* _Problem description_: Copy out the lines below word for word, starting at the first line and ending at the line that contains "taskbar-apps: ⊞ ⚲".

* _Record excerpts_:
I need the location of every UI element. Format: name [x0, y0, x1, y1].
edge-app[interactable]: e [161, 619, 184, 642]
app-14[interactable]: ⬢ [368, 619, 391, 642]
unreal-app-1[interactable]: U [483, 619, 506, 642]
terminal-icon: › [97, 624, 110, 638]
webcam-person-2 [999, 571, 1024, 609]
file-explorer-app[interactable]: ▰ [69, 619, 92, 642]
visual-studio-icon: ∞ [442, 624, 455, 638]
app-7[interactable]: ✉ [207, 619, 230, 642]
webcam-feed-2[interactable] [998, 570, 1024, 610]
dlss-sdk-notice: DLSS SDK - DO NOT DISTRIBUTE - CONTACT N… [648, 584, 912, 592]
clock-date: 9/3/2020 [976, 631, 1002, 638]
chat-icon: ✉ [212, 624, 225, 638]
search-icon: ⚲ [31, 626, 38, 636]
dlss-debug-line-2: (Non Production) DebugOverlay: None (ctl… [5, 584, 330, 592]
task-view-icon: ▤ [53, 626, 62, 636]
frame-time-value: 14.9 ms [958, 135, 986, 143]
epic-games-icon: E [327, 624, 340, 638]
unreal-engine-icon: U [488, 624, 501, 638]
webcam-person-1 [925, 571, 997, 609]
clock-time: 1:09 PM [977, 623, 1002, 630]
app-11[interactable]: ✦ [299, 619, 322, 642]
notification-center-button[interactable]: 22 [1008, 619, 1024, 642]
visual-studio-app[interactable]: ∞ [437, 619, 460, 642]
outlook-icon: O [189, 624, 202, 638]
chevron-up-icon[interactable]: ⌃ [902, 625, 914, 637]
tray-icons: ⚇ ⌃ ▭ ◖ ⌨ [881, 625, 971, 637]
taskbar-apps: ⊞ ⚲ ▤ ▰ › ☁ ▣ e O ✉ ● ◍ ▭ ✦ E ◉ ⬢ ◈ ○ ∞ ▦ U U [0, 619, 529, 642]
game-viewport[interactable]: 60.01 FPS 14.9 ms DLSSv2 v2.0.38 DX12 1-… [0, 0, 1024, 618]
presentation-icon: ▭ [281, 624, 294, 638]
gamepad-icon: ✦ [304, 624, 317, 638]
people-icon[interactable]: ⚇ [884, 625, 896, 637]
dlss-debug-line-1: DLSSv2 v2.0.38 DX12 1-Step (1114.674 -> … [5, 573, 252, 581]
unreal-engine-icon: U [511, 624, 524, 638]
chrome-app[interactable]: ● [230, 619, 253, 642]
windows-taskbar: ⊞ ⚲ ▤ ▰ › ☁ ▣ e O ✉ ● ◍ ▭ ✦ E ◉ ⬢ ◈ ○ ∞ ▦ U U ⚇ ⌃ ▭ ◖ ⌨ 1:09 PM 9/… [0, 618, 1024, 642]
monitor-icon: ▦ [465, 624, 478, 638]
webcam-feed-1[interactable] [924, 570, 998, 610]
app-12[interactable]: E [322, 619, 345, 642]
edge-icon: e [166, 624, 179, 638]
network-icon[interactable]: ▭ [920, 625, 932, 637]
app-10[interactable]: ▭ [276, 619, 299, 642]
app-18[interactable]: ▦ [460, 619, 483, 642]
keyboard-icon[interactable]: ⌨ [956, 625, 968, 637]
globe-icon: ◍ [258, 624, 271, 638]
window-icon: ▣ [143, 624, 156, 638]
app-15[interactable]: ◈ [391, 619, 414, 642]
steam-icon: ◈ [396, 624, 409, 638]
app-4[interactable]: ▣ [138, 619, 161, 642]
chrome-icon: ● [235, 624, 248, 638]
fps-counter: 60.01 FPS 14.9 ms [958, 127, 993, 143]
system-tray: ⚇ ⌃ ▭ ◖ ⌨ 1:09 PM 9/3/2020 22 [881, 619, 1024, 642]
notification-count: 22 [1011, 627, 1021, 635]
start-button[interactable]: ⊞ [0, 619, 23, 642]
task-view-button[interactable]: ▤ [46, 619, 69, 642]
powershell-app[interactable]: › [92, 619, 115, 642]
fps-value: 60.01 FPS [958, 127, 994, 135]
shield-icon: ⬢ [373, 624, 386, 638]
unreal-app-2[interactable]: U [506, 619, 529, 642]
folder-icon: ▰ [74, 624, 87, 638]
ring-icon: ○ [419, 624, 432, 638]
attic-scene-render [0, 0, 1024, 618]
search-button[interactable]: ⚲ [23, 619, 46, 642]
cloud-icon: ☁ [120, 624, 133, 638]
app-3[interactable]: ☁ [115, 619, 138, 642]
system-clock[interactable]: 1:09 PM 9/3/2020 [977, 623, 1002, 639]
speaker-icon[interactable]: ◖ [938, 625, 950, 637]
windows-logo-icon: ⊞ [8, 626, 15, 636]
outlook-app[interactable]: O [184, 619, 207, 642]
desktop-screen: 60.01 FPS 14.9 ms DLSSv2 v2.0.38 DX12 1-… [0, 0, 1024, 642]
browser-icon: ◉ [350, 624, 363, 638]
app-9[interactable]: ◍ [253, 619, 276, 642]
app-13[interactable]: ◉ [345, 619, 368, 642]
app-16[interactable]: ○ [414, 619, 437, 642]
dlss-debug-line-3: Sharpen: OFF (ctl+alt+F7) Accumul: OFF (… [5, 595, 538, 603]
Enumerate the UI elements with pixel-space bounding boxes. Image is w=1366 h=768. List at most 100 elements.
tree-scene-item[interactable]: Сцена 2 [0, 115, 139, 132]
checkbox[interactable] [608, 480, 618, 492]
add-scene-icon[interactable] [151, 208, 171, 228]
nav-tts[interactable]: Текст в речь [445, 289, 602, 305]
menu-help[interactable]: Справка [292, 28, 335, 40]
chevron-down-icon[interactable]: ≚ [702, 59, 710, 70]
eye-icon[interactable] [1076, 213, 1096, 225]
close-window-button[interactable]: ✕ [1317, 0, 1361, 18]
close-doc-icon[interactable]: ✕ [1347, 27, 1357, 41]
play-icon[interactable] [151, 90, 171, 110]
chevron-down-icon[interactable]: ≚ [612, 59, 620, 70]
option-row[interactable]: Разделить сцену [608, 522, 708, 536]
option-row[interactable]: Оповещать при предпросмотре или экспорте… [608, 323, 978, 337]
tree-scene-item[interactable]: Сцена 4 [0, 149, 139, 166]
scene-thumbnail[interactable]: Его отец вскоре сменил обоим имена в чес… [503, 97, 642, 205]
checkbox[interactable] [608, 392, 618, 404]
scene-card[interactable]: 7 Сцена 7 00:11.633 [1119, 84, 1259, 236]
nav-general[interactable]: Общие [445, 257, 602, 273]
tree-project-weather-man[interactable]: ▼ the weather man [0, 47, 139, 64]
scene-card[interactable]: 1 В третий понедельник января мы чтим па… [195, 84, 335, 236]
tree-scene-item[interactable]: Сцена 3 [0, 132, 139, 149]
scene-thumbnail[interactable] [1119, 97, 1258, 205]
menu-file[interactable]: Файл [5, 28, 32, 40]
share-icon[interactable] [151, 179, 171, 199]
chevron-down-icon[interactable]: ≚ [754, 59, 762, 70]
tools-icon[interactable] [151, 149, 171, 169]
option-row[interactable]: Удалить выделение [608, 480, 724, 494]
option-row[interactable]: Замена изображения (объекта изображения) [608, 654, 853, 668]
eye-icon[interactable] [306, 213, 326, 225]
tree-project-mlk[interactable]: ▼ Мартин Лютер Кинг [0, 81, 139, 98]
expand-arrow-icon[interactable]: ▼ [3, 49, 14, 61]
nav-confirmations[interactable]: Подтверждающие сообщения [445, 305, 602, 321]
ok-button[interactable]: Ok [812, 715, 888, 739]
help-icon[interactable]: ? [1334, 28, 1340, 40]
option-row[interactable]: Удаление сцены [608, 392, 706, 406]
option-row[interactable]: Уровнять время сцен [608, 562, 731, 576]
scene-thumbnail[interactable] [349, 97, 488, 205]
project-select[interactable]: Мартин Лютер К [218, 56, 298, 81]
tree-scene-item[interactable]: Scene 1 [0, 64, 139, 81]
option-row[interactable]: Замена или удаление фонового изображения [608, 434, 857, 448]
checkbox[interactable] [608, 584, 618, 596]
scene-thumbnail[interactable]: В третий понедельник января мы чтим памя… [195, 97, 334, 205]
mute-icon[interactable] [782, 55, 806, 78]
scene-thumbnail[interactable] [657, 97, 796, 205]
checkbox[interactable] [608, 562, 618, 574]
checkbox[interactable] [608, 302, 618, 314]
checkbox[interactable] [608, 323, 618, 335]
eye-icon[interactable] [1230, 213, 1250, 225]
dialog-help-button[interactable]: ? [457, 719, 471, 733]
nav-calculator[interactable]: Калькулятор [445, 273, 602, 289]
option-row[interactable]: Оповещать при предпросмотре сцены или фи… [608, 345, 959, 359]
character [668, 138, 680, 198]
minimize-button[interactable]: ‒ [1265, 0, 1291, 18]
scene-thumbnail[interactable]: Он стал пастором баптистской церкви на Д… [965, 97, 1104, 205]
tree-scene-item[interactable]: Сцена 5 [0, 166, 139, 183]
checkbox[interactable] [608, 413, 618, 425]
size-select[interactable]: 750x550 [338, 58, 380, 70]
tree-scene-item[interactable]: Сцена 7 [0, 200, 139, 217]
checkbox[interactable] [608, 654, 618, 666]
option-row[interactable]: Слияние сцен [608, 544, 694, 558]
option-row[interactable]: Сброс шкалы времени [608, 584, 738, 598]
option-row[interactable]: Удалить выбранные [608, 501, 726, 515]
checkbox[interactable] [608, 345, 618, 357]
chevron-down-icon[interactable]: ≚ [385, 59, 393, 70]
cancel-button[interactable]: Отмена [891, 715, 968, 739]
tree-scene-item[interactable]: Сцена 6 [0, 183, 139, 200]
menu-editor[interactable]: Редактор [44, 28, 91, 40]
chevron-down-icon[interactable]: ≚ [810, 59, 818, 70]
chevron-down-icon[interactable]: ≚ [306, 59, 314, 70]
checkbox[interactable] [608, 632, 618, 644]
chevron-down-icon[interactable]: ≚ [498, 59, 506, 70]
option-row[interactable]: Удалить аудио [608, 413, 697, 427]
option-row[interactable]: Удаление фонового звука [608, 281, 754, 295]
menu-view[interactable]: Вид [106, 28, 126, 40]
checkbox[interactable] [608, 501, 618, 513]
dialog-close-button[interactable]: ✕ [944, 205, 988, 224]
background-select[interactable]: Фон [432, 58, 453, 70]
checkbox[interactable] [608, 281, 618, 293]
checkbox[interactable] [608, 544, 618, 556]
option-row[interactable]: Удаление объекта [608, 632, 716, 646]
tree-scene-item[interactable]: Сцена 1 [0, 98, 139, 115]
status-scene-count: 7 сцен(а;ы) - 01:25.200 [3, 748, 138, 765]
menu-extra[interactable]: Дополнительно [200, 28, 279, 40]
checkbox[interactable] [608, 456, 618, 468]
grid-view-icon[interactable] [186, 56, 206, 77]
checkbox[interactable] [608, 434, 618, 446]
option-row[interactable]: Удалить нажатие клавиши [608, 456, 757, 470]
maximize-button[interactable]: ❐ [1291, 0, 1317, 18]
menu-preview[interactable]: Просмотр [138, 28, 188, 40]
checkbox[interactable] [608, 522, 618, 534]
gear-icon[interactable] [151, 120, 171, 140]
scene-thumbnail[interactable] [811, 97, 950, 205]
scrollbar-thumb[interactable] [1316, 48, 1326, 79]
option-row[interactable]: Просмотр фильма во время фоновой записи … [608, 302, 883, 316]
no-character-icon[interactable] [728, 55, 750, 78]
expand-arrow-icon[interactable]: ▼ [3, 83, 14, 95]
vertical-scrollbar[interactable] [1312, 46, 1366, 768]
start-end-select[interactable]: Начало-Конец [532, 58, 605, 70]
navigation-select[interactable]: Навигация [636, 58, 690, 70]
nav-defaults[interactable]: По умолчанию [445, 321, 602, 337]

* _Response_:
I need the location of every UI element. Format: name [x0, y0, x1, y1].
edge-app[interactable]: e [161, 619, 184, 642]
app-14[interactable]: ⬢ [368, 619, 391, 642]
unreal-app-1[interactable]: U [483, 619, 506, 642]
terminal-icon: › [97, 624, 110, 638]
webcam-person-2 [999, 571, 1024, 609]
file-explorer-app[interactable]: ▰ [69, 619, 92, 642]
visual-studio-icon: ∞ [442, 624, 455, 638]
app-7[interactable]: ✉ [207, 619, 230, 642]
webcam-feed-2[interactable] [998, 570, 1024, 610]
dlss-sdk-notice: DLSS SDK - DO NOT DISTRIBUTE - CONTACT N… [648, 584, 912, 592]
clock-date: 9/3/2020 [976, 631, 1002, 638]
chat-icon: ✉ [212, 624, 225, 638]
search-icon: ⚲ [31, 626, 38, 636]
dlss-debug-line-2: (Non Production) DebugOverlay: None (ctl… [5, 584, 330, 592]
task-view-icon: ▤ [53, 626, 62, 636]
frame-time-value: 14.9 ms [958, 135, 986, 143]
epic-games-icon: E [327, 624, 340, 638]
unreal-engine-icon: U [488, 624, 501, 638]
webcam-person-1 [925, 571, 997, 609]
clock-time: 1:09 PM [977, 623, 1002, 630]
app-11[interactable]: ✦ [299, 619, 322, 642]
notification-center-button[interactable]: 22 [1008, 619, 1024, 642]
visual-studio-app[interactable]: ∞ [437, 619, 460, 642]
outlook-icon: O [189, 624, 202, 638]
chevron-up-icon[interactable]: ⌃ [902, 625, 914, 637]
tray-icons: ⚇ ⌃ ▭ ◖ ⌨ [881, 625, 971, 637]
taskbar-apps: ⊞ ⚲ ▤ ▰ › ☁ ▣ e O ✉ ● ◍ ▭ ✦ E ◉ ⬢ ◈ ○ ∞ ▦ U U [0, 619, 529, 642]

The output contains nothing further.